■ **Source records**
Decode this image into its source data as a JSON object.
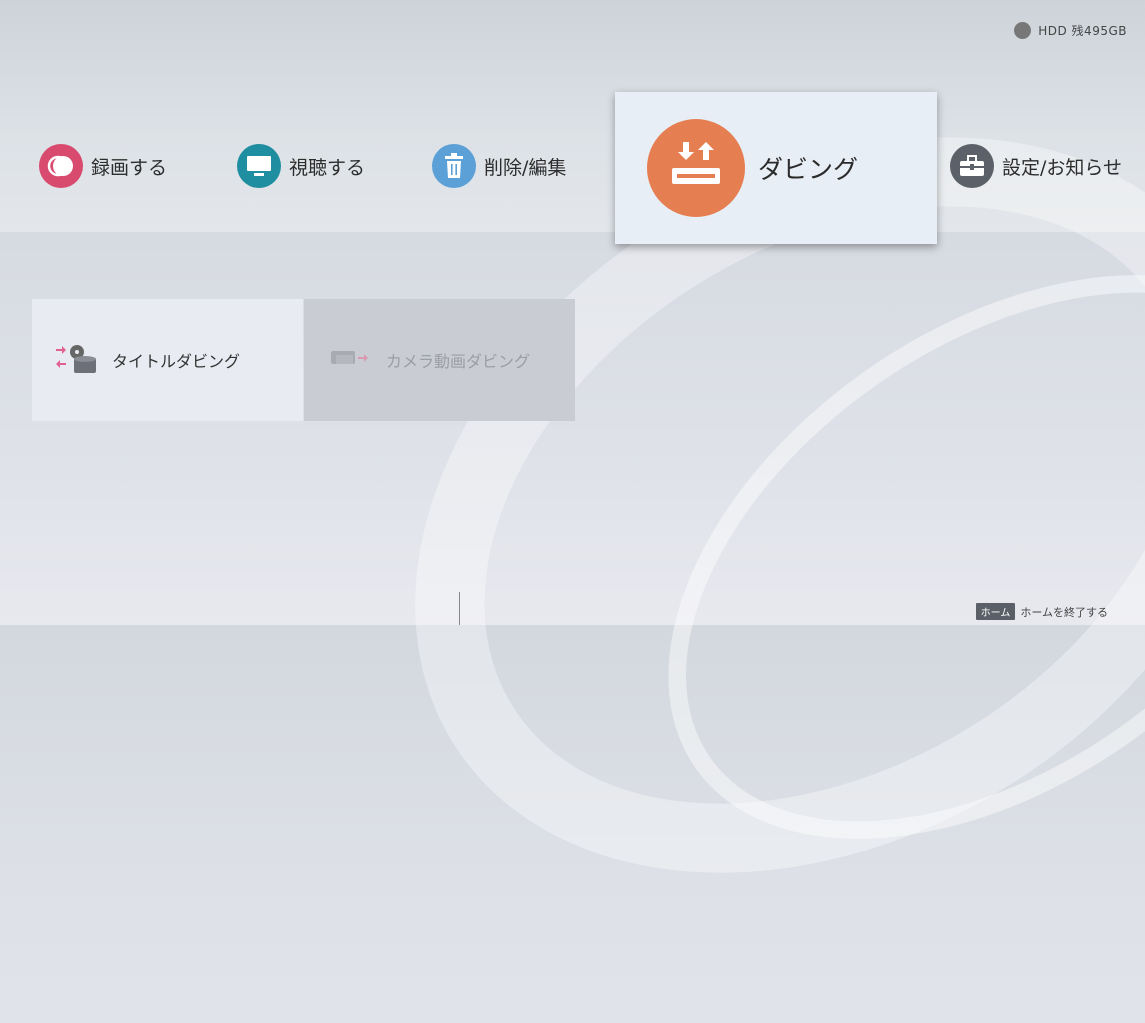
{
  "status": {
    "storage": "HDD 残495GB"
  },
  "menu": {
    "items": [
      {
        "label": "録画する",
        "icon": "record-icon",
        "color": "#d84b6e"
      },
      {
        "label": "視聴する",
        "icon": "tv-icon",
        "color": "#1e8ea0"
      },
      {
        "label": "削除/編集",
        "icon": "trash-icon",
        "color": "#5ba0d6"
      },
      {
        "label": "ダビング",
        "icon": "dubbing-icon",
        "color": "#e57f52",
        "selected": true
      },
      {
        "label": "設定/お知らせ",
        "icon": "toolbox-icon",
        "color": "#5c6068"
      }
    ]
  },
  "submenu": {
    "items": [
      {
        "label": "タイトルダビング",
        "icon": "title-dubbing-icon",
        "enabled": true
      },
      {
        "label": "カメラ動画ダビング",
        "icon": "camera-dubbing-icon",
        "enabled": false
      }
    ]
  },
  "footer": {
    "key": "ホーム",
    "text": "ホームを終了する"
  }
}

■ **Directive**
Using the records above, retype everything exactly except the pictures.

■ **Full answer**
Decode this image into its source data as a JSON object.
{
  "status": {
    "storage": "HDD 残495GB"
  },
  "menu": {
    "items": [
      {
        "label": "録画する",
        "icon": "record-icon",
        "color": "#d84b6e"
      },
      {
        "label": "視聴する",
        "icon": "tv-icon",
        "color": "#1e8ea0"
      },
      {
        "label": "削除/編集",
        "icon": "trash-icon",
        "color": "#5ba0d6"
      },
      {
        "label": "ダビング",
        "icon": "dubbing-icon",
        "color": "#e57f52",
        "selected": true
      },
      {
        "label": "設定/お知らせ",
        "icon": "toolbox-icon",
        "color": "#5c6068"
      }
    ]
  },
  "submenu": {
    "items": [
      {
        "label": "タイトルダビング",
        "icon": "title-dubbing-icon",
        "enabled": true
      },
      {
        "label": "カメラ動画ダビング",
        "icon": "camera-dubbing-icon",
        "enabled": false
      }
    ]
  },
  "footer": {
    "key": "ホーム",
    "text": "ホームを終了する"
  }
}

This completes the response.